▶ DOCUMENT PASSAGE:
◆ ◆ ◆ ◆

We thank you for your overwhelmingly positive response to the launching of Perspectives in Health. Your letters say that the issues presented have resonance and relevance.
Today there are many reasons to believe that our destinies are inextricably intertwined and that together we can do much more than any of us could do alone. Recent Ebola virus outbreaks in Africa have riveted world headlines on a disease whose drama lay as much in its deadlines as in the mistery surrounding its origins. Yet largely due to the rapid national and international response coordinated by the World Health Organization, the outbreak in Zaire was confined to a small corner of the country, and the recent Gabon outbreak was also limited.
We are standing on the brink of a global crisis in infectious diseases. Ebola is only one of some 30 new diseases that have emerged over the past 20 years to threaten the lives of millions of people. For many of these diseases, there is no treatment, vaccine, or cure--only prevention.
On the other hand, the resurgence of diseases once thought under control--malaria, tuberculosis, cholera, dengue, and others--serves as a warning that the progress we have achieved so far towards global security in health may be for naught unless we break the chains of poverty and social marginalization that shackle people to these diseases of antiquity.
In 1995, more than 17 million people died of infectious diseases; 9 million were children. This translates to 50,000 men, women, and children dying from infectious diseases every day.
By dedicating World Health Day 1997 to the theme of new, emerging, and reemerging diseases, we are calling threat by forging a spirit of cooperation such as that which enabled the world to rid itself of smallpox. This idea is not an abstract; it is an ongoing strategy now being successfully applied to the elimination of measles in our Hemisphere and to other diseases that could also soon become relics of the past.

◆ ◆ ◆ ◆

▶ TASK TO COMPLETE:
Carry on the editorial about emerging and reemerging infectious diseases from the point where it stops. The rows that come next are separate material, unrelated to the editorial above.

◆ ◆ ◆ ◆

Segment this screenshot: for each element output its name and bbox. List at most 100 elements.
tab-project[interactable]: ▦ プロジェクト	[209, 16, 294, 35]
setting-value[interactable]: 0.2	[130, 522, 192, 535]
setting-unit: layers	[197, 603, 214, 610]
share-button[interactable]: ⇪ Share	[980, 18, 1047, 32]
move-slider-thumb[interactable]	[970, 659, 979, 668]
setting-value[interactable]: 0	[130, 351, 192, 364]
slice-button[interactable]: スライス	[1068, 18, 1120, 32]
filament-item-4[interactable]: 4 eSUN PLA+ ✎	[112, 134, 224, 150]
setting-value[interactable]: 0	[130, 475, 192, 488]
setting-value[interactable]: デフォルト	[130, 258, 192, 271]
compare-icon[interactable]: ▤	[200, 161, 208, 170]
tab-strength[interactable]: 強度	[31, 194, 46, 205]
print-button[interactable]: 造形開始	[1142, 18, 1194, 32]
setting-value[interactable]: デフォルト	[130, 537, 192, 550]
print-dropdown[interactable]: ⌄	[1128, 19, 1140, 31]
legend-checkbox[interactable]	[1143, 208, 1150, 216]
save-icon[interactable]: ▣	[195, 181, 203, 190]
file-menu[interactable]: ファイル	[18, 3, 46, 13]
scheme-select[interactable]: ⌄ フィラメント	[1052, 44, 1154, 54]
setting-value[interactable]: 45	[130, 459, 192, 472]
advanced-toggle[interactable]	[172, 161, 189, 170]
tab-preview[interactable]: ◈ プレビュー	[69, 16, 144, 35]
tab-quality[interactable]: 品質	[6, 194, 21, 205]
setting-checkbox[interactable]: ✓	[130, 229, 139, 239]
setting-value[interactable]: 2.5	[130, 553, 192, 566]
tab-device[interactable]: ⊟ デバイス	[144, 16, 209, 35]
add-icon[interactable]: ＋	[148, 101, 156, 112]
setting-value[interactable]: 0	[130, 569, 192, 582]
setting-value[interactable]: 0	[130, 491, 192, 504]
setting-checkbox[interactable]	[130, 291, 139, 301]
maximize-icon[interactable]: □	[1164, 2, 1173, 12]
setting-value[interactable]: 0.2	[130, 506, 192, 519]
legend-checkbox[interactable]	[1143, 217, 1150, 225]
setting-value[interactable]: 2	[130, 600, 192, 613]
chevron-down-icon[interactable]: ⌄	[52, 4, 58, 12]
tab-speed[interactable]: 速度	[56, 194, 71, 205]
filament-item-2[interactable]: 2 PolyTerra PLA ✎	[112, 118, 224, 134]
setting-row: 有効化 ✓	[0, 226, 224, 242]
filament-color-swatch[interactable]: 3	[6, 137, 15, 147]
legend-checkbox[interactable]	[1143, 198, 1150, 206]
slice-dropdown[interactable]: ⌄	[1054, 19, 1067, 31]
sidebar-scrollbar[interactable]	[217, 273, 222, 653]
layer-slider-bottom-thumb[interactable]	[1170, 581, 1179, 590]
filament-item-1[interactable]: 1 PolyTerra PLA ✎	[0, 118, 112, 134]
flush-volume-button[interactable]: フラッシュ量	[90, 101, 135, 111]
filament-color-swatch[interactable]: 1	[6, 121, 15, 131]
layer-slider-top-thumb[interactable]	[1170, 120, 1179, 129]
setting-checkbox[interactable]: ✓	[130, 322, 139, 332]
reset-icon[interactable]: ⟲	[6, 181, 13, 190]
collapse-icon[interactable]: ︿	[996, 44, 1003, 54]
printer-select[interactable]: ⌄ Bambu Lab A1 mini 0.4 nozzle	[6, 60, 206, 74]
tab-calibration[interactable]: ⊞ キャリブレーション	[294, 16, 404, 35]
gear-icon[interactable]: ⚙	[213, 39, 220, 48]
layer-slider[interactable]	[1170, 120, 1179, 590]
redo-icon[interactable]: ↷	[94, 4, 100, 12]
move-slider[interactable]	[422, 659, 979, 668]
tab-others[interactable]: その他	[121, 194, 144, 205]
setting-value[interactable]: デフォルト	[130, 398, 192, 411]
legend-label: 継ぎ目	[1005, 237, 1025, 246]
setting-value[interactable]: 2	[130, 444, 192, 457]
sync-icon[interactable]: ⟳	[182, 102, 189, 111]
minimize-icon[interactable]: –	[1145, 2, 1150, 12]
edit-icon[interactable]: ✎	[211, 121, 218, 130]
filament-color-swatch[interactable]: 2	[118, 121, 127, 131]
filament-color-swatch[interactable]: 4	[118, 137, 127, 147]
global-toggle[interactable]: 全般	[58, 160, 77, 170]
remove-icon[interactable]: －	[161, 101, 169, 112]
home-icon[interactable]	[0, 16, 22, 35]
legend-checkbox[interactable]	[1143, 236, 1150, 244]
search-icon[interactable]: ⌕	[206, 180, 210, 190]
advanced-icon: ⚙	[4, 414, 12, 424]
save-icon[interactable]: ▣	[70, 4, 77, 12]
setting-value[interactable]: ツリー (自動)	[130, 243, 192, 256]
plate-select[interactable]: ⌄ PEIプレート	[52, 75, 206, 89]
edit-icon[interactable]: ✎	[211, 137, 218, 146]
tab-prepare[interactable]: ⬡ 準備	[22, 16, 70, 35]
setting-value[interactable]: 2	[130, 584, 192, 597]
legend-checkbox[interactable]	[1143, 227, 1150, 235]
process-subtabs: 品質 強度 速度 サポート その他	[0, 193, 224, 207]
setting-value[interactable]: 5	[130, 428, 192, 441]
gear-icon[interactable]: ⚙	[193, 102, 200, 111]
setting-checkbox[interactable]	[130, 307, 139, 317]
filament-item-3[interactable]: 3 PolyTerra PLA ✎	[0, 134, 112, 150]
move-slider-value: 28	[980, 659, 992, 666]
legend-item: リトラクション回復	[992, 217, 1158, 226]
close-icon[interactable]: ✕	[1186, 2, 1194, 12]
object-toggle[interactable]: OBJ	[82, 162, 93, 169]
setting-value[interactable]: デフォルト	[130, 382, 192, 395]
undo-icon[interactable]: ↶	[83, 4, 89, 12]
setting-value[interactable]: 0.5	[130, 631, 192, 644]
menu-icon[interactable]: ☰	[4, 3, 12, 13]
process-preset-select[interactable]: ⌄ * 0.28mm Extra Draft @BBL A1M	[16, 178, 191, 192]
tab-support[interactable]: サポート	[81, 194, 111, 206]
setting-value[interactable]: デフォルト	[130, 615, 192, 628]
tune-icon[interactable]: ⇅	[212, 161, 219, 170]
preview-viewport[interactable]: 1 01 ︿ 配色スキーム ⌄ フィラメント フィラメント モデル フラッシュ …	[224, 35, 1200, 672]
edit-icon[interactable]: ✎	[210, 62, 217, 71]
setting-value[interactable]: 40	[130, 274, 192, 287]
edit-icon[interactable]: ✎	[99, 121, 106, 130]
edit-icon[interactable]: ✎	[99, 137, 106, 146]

◆ ◆ ◆ ◆

▶ ANSWER SECTION:
This issue highlights the past, present, and future of disease prevention and control in the Region of the Americas. We begin with the story of Dr. George Giglioli, a familiar name to malaria experts around the world. His seminal research in Guyana, where our feature is based, contains valuable public health lessons for any era. PAHO sought his counsel not only in Guyana, but in Brazil, Venezuela, Mexico, and Jamaica. Dr. Giglioli also worked with PAHO specialists in Ghana, Nigeria, Somalia, and Afghanistan.
I knew Dr. Giglioli and know he would be intrigued and absorbed by a scientific phenomenon troubling disease experts today: the global warming trend and its effect on spreading disease. How climate change may adversely affect human health is examined in the article "The Climate of Change: Omens for the Future".
Social values play a significant role in how communities confronts health issues. In this edition, we take you to the United States-Mexican border, where health workers are developing innovative and culturally sensitive approaches that blend medical knowledge with human understanding.
Violence is a public health "disease" whose growing proportions have elicited great public outrage but few guarantees of protection and healing to children, one of its most frequent victims. We focus on what can be done.